■ WHAT NEEDS TO BE DONE: Every line of the data that contains the string "населения" must be copied.

■ PROVIDED RECORDS:
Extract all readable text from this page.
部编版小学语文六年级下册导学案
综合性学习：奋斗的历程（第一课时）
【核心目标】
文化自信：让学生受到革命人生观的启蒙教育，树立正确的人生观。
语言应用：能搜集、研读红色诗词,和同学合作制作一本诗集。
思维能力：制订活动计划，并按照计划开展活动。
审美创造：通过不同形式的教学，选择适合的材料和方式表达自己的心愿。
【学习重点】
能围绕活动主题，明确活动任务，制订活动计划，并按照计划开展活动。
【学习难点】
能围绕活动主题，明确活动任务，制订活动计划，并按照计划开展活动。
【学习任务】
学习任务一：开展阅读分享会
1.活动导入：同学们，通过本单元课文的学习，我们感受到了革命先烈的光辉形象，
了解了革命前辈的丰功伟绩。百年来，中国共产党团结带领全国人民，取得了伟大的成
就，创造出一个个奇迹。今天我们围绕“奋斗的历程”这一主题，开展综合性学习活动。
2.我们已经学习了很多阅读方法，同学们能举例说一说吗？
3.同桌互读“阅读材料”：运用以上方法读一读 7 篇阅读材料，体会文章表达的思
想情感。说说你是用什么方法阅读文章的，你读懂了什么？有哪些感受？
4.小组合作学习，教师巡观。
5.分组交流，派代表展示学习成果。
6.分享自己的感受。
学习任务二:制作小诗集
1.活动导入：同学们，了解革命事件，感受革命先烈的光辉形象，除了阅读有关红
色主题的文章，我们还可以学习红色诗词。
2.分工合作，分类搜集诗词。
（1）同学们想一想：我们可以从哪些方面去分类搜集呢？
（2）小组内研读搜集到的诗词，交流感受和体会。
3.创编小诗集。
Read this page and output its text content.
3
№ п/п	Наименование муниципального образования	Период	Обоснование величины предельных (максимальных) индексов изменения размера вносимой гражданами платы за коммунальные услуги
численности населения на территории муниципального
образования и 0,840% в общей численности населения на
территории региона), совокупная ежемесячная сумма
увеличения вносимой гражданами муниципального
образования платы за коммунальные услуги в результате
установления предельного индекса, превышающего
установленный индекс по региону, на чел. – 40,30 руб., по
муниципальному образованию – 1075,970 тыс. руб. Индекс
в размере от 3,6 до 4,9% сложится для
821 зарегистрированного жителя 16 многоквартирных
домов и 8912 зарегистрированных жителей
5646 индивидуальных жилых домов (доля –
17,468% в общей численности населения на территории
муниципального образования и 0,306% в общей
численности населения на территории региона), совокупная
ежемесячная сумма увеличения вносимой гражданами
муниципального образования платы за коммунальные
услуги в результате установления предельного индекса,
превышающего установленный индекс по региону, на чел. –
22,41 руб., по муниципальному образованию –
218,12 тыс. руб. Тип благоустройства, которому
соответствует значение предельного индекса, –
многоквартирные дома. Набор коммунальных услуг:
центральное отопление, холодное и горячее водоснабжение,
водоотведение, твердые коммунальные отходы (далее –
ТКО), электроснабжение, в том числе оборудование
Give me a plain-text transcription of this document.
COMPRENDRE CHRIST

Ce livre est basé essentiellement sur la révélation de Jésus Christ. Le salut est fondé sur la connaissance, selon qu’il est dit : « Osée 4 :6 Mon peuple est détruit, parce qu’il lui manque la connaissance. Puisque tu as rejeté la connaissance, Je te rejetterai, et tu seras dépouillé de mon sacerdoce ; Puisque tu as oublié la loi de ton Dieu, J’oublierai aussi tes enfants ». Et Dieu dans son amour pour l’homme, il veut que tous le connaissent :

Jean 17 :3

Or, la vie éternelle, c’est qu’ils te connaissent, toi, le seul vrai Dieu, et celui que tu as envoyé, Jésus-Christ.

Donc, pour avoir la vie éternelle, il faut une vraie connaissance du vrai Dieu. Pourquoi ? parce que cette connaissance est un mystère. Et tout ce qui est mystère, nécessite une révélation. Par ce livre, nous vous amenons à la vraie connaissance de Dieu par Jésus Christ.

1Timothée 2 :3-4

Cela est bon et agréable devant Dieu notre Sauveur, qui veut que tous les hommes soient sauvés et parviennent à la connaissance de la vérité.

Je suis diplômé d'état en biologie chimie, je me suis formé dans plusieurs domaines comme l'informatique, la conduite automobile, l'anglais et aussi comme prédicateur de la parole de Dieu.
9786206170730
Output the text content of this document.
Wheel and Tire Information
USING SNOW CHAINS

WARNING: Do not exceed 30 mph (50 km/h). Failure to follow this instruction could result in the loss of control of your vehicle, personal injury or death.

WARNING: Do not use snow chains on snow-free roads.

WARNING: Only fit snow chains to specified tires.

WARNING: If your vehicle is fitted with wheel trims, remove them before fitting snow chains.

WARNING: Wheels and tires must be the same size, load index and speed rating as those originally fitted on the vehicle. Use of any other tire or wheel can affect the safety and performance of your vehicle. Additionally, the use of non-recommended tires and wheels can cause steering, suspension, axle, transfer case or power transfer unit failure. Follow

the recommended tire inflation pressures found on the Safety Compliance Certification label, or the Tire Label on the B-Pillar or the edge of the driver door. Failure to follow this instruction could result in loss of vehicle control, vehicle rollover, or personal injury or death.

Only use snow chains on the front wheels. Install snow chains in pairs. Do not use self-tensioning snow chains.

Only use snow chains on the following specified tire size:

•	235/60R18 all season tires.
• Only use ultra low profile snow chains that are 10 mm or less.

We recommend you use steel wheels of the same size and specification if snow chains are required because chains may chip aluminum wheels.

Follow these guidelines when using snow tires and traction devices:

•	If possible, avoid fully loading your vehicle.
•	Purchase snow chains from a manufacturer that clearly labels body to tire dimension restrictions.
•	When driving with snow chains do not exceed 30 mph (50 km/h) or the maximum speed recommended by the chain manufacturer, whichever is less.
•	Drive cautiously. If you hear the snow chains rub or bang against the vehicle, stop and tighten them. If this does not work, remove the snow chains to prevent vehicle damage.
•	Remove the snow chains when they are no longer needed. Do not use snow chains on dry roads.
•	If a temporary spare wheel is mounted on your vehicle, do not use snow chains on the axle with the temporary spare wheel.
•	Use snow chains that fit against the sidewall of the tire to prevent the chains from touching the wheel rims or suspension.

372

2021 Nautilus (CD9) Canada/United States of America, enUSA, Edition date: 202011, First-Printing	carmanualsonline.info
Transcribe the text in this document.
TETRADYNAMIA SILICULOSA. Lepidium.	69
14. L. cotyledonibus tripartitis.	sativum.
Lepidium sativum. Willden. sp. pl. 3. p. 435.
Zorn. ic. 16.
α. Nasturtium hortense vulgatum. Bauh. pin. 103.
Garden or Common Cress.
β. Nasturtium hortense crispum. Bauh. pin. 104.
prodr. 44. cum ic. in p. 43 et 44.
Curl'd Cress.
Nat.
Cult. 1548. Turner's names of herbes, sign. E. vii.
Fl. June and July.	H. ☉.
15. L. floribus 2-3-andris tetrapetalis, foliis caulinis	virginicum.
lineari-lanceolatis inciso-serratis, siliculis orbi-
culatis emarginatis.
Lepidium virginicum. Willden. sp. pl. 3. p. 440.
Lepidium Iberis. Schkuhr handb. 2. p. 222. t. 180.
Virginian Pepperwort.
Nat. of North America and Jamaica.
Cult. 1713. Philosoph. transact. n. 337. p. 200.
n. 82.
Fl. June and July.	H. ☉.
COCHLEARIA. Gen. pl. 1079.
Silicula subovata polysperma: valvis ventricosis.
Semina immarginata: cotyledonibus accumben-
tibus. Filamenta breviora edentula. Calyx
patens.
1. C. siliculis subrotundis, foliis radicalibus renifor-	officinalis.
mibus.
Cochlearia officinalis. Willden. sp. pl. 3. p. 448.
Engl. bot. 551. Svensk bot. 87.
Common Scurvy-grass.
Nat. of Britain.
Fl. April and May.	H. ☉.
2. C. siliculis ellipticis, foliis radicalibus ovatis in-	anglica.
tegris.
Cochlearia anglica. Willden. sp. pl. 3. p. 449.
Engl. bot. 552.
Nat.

■ FULL ANSWER:
численности населения на территории муниципального
образования и 0,840% в общей численности населения на
17,468% в общей численности населения на территории
численности населения на территории региона), совокупная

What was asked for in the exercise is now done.